(Figure contents as structured data)
+ + +

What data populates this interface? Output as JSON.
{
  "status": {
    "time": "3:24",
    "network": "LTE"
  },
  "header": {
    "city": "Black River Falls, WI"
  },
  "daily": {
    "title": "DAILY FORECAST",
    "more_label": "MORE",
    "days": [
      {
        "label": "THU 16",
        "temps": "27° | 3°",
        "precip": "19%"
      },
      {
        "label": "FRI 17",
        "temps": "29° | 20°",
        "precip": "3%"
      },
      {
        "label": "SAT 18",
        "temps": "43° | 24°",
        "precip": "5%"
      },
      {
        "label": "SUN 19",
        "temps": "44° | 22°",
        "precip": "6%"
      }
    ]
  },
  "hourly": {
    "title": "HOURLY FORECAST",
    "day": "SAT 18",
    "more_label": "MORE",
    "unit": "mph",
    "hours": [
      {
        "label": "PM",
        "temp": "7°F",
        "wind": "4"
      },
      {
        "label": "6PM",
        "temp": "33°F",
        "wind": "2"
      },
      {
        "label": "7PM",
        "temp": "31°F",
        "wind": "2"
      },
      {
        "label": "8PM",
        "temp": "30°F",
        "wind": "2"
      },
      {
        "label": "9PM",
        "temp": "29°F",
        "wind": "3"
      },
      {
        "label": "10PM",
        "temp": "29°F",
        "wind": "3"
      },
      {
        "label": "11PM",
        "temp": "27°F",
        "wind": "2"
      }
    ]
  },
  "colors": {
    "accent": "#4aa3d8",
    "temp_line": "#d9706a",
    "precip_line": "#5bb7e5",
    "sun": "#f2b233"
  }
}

+ + +

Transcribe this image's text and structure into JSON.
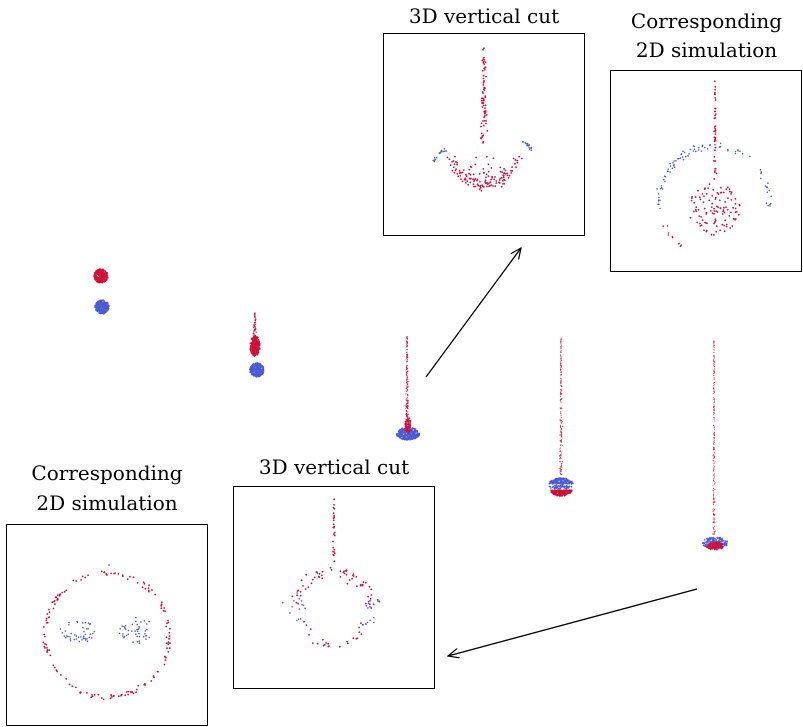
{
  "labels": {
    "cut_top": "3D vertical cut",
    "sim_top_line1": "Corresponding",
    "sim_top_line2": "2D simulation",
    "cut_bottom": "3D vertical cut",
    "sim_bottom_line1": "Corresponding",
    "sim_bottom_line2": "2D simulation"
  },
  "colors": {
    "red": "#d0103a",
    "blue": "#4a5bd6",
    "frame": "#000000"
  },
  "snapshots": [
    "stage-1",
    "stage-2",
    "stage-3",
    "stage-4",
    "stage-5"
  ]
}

+ + +

**Task details:**
Look through the entries above; copy every line holding the string "this".

**Problem solution:**
What data populates this interface? Output as JSON.
Transcribe this image's text and structure into JSON.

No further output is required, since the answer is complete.